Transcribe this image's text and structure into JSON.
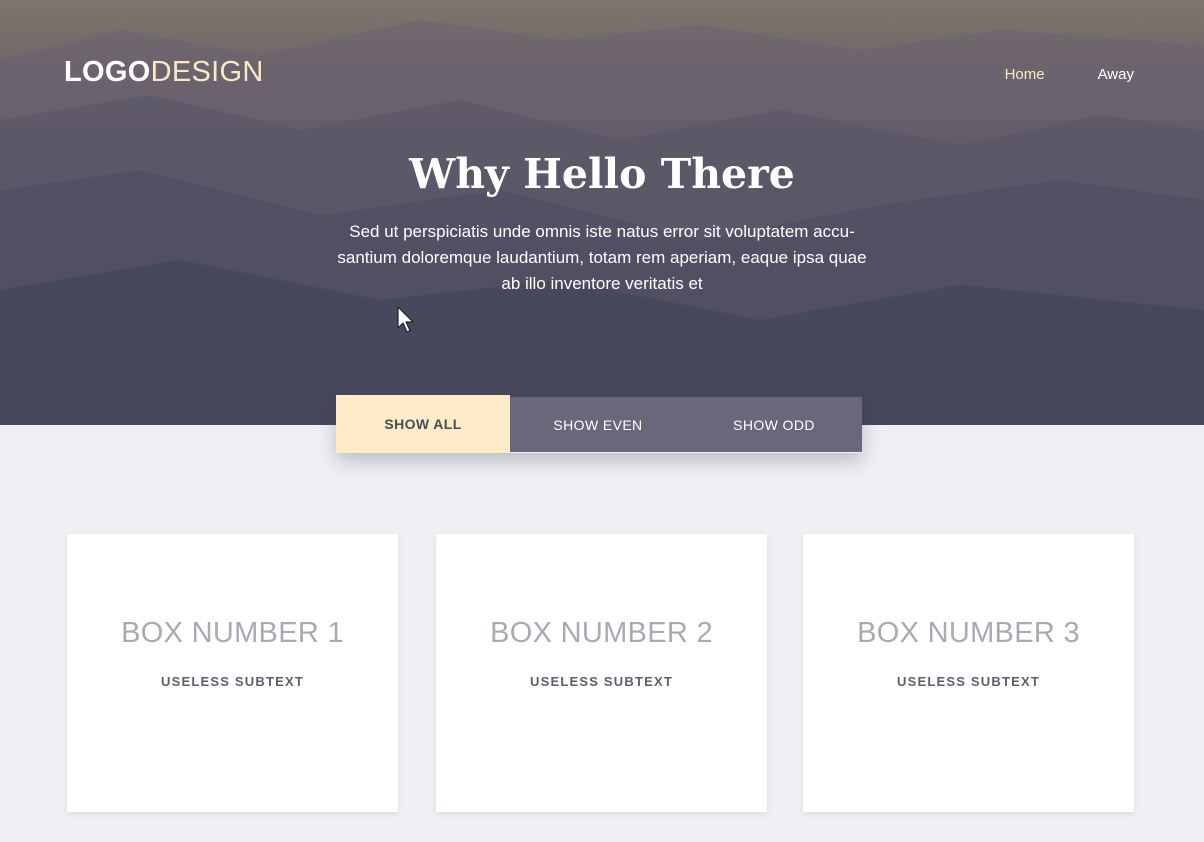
{
  "logo": {
    "part_bold": "LOGO",
    "part_light": "DESIGN"
  },
  "nav": {
    "items": [
      "Home",
      "Away"
    ]
  },
  "hero": {
    "title": "Why Hello There",
    "body": "Sed ut perspiciatis unde omnis iste natus error sit voluptatem accu-santium doloremque laudantium, totam rem aperiam, eaque ipsa quae ab illo inventore veritatis et"
  },
  "filters": {
    "active": "SHOW ALL",
    "items": [
      "SHOW ALL",
      "SHOW EVEN",
      "SHOW ODD"
    ]
  },
  "boxes": [
    {
      "title": "BOX NUMBER 1",
      "subtitle": "USELESS SUBTEXT"
    },
    {
      "title": "BOX NUMBER 2",
      "subtitle": "USELESS SUBTEXT"
    },
    {
      "title": "BOX NUMBER 3",
      "subtitle": "USELESS SUBTEXT"
    }
  ],
  "colors": {
    "accent": "#fcebc6",
    "filter_bar": "#6b6679",
    "page_bg": "#eef0f4",
    "box_title": "#a9abb3",
    "box_subtitle": "#5f5e6f"
  },
  "icons": {
    "cursor": "mouse-pointer-icon"
  }
}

◆ ◆ ◆ ◆ ◆

● **EXERCISE GOAL**
Leave the pictures out and copy the rest of the data exactly.

● **CORRECT RESPONSE**
Transcribe this image's text and structure into JSON.
{
  "logo": {
    "part_bold": "LOGO",
    "part_light": "DESIGN"
  },
  "nav": {
    "items": [
      "Home",
      "Away"
    ]
  },
  "hero": {
    "title": "Why Hello There",
    "body": "Sed ut perspiciatis unde omnis iste natus error sit voluptatem accu-santium doloremque laudantium, totam rem aperiam, eaque ipsa quae ab illo inventore veritatis et"
  },
  "filters": {
    "active": "SHOW ALL",
    "items": [
      "SHOW ALL",
      "SHOW EVEN",
      "SHOW ODD"
    ]
  },
  "boxes": [
    {
      "title": "BOX NUMBER 1",
      "subtitle": "USELESS SUBTEXT"
    },
    {
      "title": "BOX NUMBER 2",
      "subtitle": "USELESS SUBTEXT"
    },
    {
      "title": "BOX NUMBER 3",
      "subtitle": "USELESS SUBTEXT"
    }
  ],
  "colors": {
    "accent": "#fcebc6",
    "filter_bar": "#6b6679",
    "page_bg": "#eef0f4",
    "box_title": "#a9abb3",
    "box_subtitle": "#5f5e6f"
  },
  "icons": {
    "cursor": "mouse-pointer-icon"
  }
}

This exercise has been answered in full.